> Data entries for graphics
:::
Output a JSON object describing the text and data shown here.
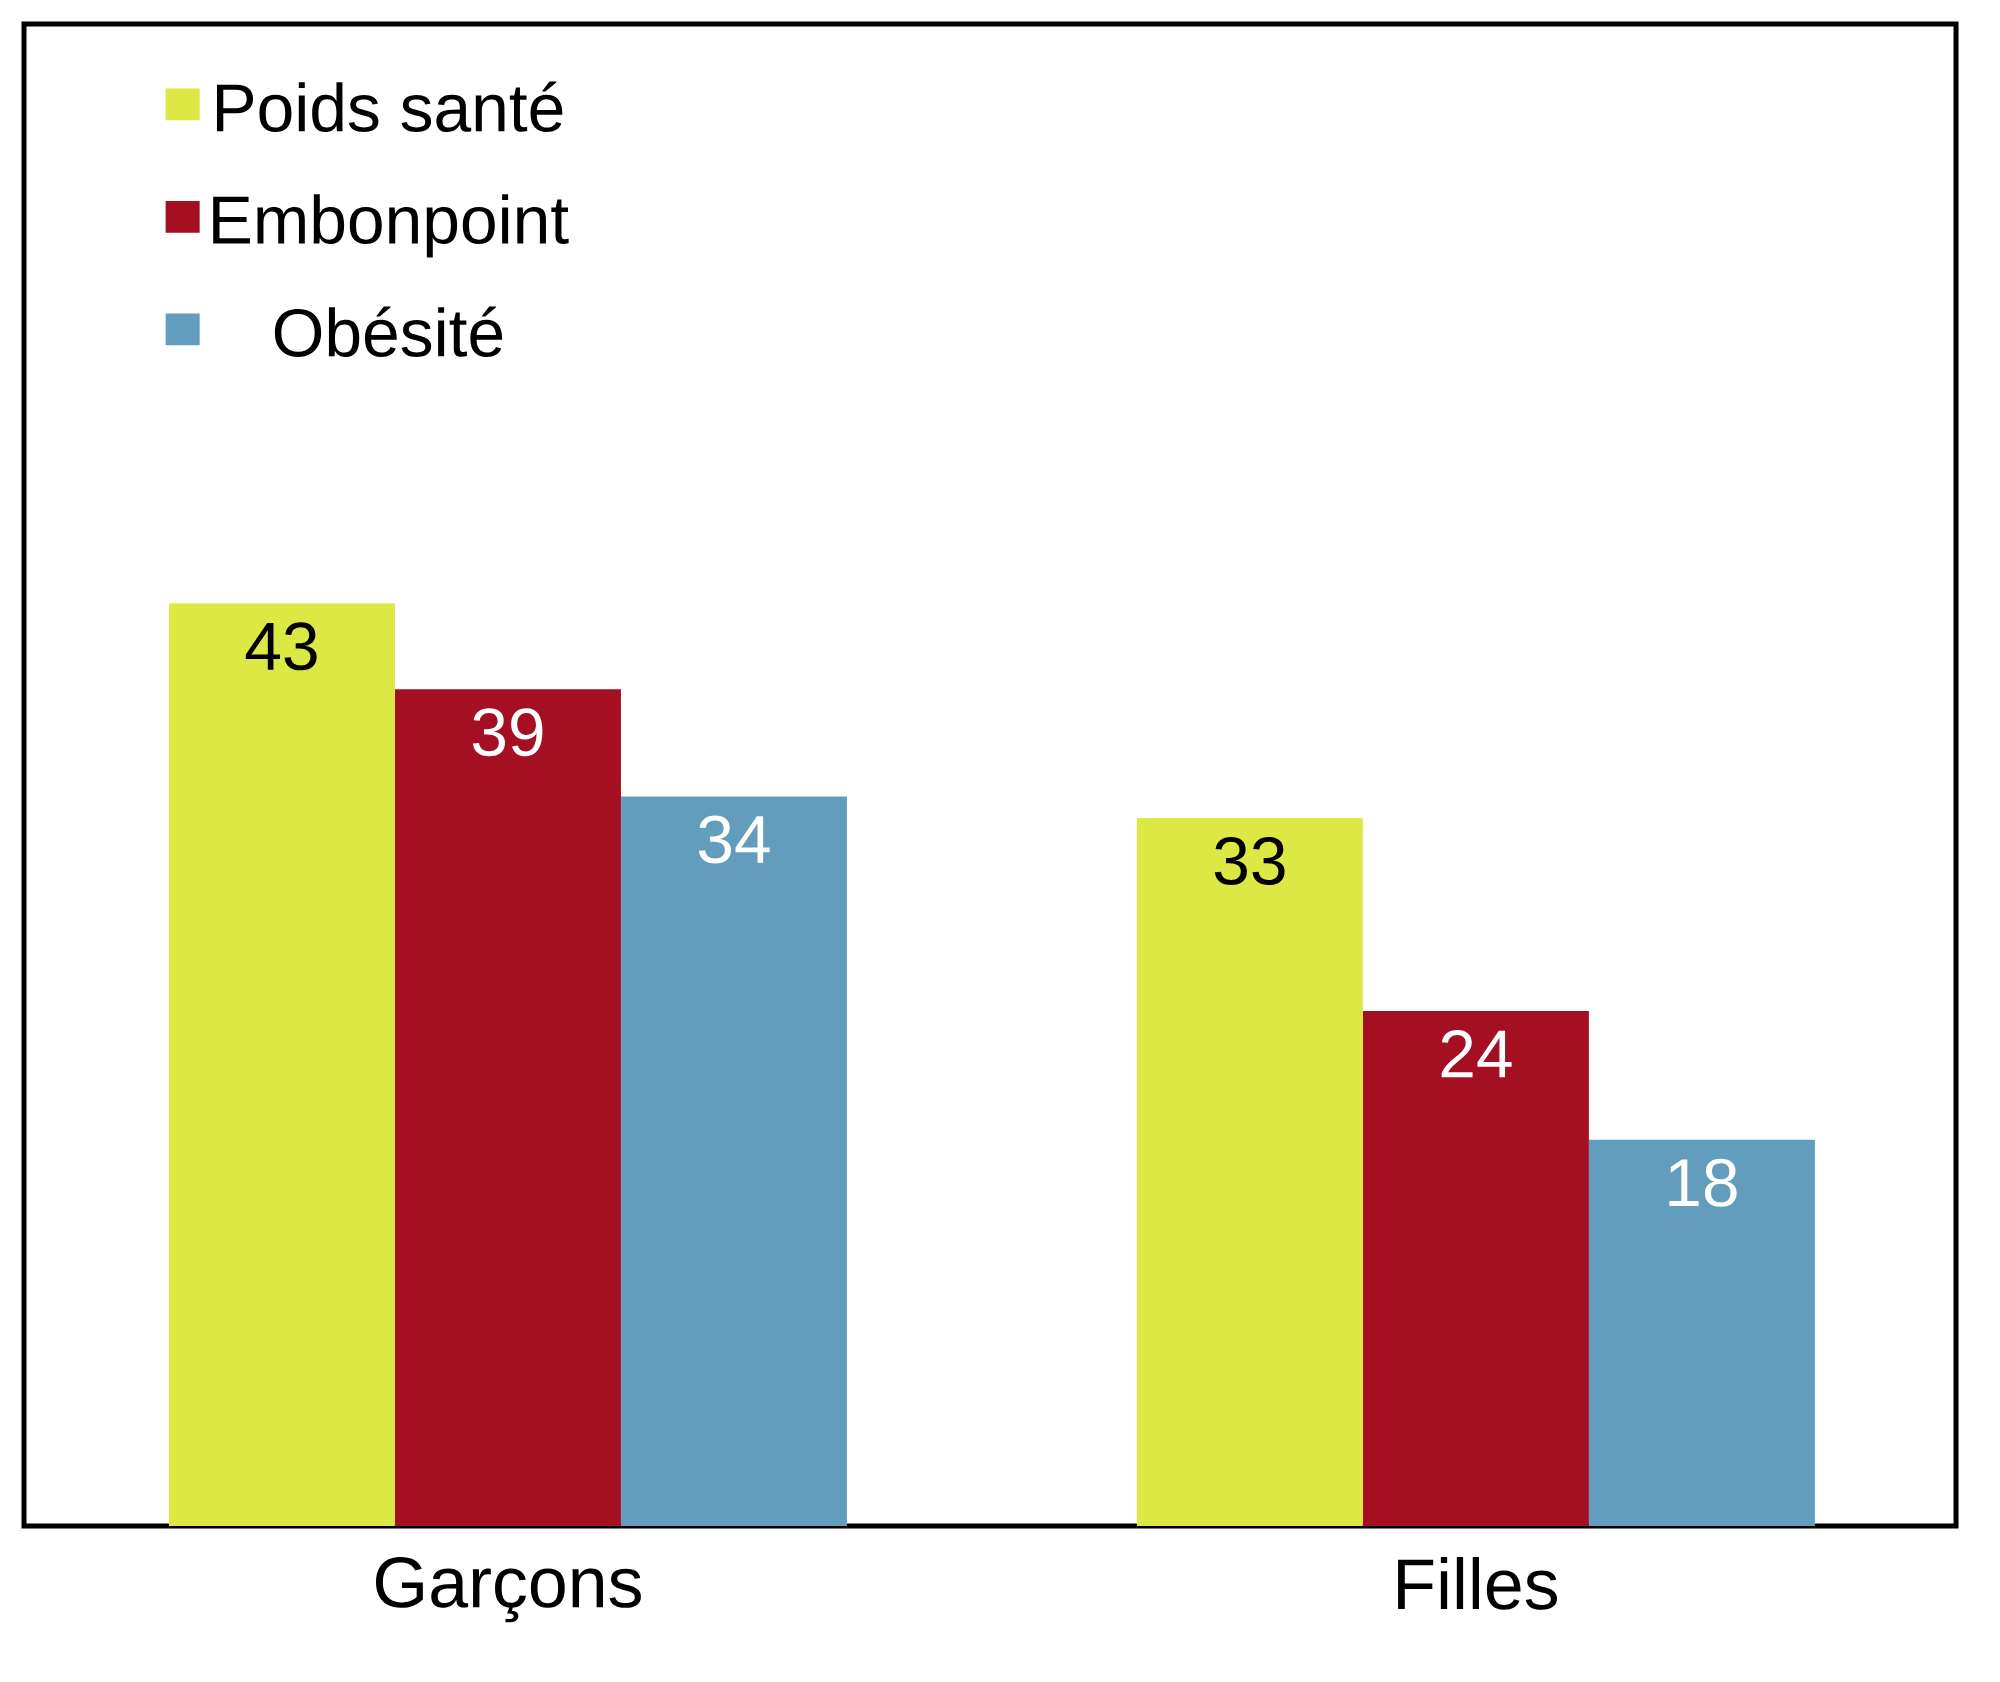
{
  "chart_data": {
    "type": "bar",
    "categories": [
      "Garçons",
      "Filles"
    ],
    "series": [
      {
        "name": "Poids santé",
        "color": "#dce843",
        "values": [
          43,
          33
        ]
      },
      {
        "name": "Embonpoint",
        "color": "#a50f22",
        "values": [
          39,
          24
        ]
      },
      {
        "name": "Obésité",
        "color": "#639dbd",
        "values": [
          34,
          18
        ]
      }
    ],
    "ylim": [
      0,
      70
    ],
    "data_labels": true,
    "legend": "top left",
    "tick_labels": "x",
    "grid": false
  }
}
:::
> The task
Output an exact copy of the material, with the pictures removed.

> Result below
Output a JSON object describing the text and data shown here.
{
  "chart_data": {
    "type": "bar",
    "categories": [
      "Garçons",
      "Filles"
    ],
    "series": [
      {
        "name": "Poids santé",
        "color": "#dce843",
        "values": [
          43,
          33
        ]
      },
      {
        "name": "Embonpoint",
        "color": "#a50f22",
        "values": [
          39,
          24
        ]
      },
      {
        "name": "Obésité",
        "color": "#639dbd",
        "values": [
          34,
          18
        ]
      }
    ],
    "ylim": [
      0,
      70
    ],
    "data_labels": true,
    "legend": "top left",
    "tick_labels": "x",
    "grid": false
  }
}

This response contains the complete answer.